Work to complete: Every record that follows must be duplicated exactly, with images left out.

Stored records

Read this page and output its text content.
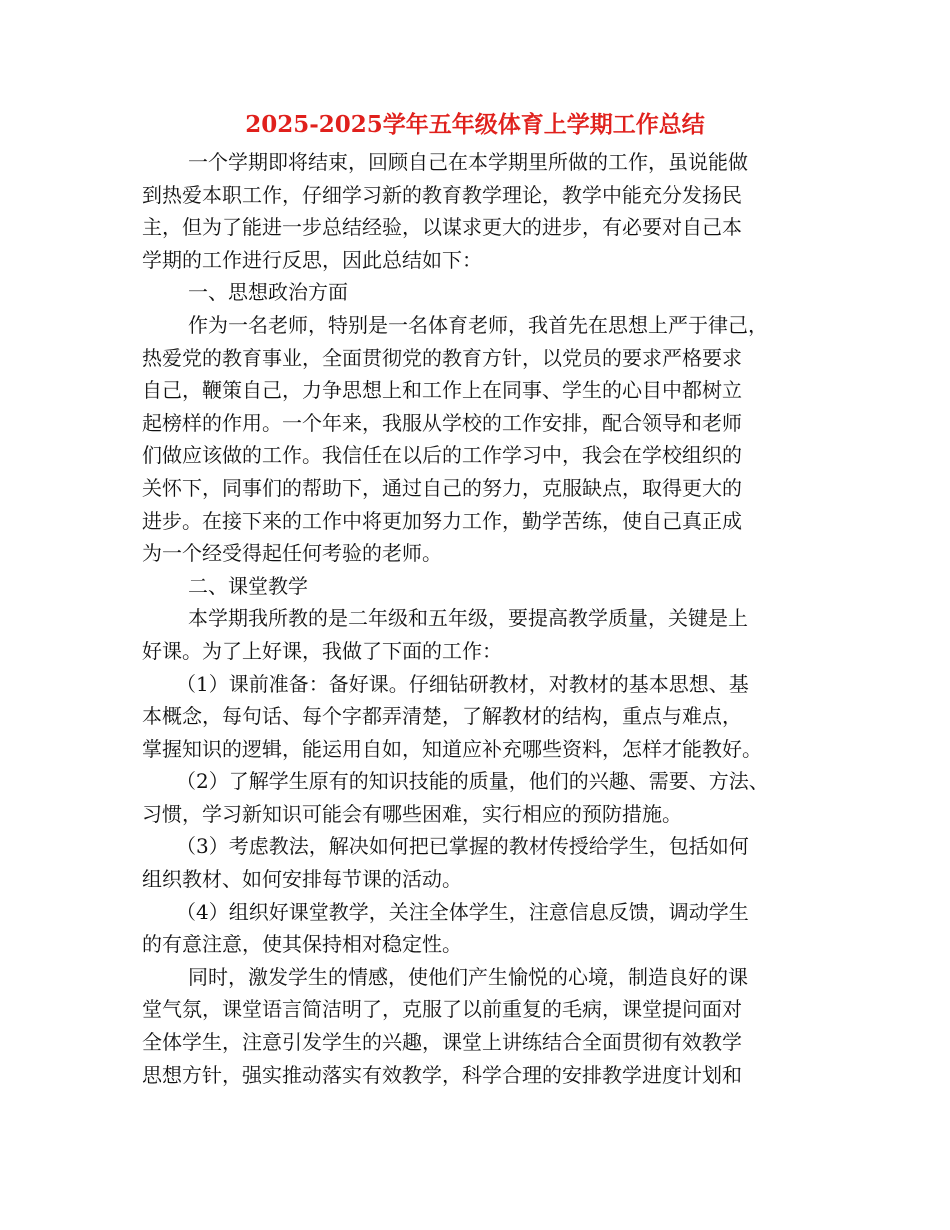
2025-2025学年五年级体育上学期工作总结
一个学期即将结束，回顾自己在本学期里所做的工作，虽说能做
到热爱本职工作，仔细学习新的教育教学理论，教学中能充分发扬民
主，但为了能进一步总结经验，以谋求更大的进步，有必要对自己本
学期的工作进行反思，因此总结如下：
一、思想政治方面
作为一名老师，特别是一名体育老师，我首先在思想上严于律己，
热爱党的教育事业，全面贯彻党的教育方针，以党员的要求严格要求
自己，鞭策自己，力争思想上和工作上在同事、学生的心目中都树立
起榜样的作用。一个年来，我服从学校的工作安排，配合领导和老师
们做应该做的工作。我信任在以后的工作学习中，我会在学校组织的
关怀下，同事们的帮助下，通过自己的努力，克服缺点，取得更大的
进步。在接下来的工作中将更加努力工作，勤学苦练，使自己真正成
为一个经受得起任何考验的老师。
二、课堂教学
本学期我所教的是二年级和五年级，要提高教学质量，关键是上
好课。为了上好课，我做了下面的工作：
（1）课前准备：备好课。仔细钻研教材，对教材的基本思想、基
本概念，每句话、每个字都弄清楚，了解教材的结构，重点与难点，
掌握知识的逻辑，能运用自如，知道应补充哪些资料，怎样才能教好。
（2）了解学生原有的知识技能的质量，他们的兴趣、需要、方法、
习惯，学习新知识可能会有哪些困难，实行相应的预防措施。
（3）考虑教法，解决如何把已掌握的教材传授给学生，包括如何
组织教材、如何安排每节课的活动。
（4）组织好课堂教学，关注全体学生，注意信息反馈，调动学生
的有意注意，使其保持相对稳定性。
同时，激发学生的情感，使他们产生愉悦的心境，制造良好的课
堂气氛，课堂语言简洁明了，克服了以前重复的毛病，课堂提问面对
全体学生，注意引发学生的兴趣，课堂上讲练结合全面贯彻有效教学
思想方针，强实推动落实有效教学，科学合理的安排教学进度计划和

Final result:
Read this page and output its text content.
2025-2025学年五年级体育上学期工作总结
一个学期即将结束，回顾自己在本学期里所做的工作，虽说能做
到热爱本职工作，仔细学习新的教育教学理论，教学中能充分发扬民
主，但为了能进一步总结经验，以谋求更大的进步，有必要对自己本
学期的工作进行反思，因此总结如下：
一、思想政治方面
作为一名老师，特别是一名体育老师，我首先在思想上严于律己，
热爱党的教育事业，全面贯彻党的教育方针，以党员的要求严格要求
自己，鞭策自己，力争思想上和工作上在同事、学生的心目中都树立
起榜样的作用。一个年来，我服从学校的工作安排，配合领导和老师
们做应该做的工作。我信任在以后的工作学习中，我会在学校组织的
关怀下，同事们的帮助下，通过自己的努力，克服缺点，取得更大的
进步。在接下来的工作中将更加努力工作，勤学苦练，使自己真正成
为一个经受得起任何考验的老师。
二、课堂教学
本学期我所教的是二年级和五年级，要提高教学质量，关键是上
好课。为了上好课，我做了下面的工作：
（1）课前准备：备好课。仔细钻研教材，对教材的基本思想、基
本概念，每句话、每个字都弄清楚，了解教材的结构，重点与难点，
掌握知识的逻辑，能运用自如，知道应补充哪些资料，怎样才能教好。
（2）了解学生原有的知识技能的质量，他们的兴趣、需要、方法、
习惯，学习新知识可能会有哪些困难，实行相应的预防措施。
（3）考虑教法，解决如何把已掌握的教材传授给学生，包括如何
组织教材、如何安排每节课的活动。
（4）组织好课堂教学，关注全体学生，注意信息反馈，调动学生
的有意注意，使其保持相对稳定性。
同时，激发学生的情感，使他们产生愉悦的心境，制造良好的课
堂气氛，课堂语言简洁明了，克服了以前重复的毛病，课堂提问面对
全体学生，注意引发学生的兴趣，课堂上讲练结合全面贯彻有效教学
思想方针，强实推动落实有效教学，科学合理的安排教学进度计划和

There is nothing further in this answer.